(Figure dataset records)
**********

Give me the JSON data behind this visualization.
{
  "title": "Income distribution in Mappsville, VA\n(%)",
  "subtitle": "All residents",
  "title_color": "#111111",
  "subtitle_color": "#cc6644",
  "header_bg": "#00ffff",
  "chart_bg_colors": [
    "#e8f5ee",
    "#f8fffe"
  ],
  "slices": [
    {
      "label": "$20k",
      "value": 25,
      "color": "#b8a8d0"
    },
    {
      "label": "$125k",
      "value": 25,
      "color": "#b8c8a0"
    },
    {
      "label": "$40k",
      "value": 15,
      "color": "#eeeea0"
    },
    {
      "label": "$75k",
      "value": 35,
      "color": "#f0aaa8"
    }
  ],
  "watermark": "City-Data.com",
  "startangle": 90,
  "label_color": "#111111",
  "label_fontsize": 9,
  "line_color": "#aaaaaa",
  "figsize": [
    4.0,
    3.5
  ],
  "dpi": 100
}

**********

**Your task**
Extract all of the data shown above and repeat it verbatim.

**Completed task**
Give me the JSON data behind this visualization.
{
  "title": "Income distribution in Mappsville, VA\n(%)",
  "subtitle": "All residents",
  "title_color": "#111111",
  "subtitle_color": "#cc6644",
  "header_bg": "#00ffff",
  "chart_bg_colors": [
    "#e8f5ee",
    "#f8fffe"
  ],
  "slices": [
    {
      "label": "$20k",
      "value": 25,
      "color": "#b8a8d0"
    },
    {
      "label": "$125k",
      "value": 25,
      "color": "#b8c8a0"
    },
    {
      "label": "$40k",
      "value": 15,
      "color": "#eeeea0"
    },
    {
      "label": "$75k",
      "value": 35,
      "color": "#f0aaa8"
    }
  ],
  "watermark": "City-Data.com",
  "startangle": 90,
  "label_color": "#111111",
  "label_fontsize": 9,
  "line_color": "#aaaaaa",
  "figsize": [
    4.0,
    3.5
  ],
  "dpi": 100
}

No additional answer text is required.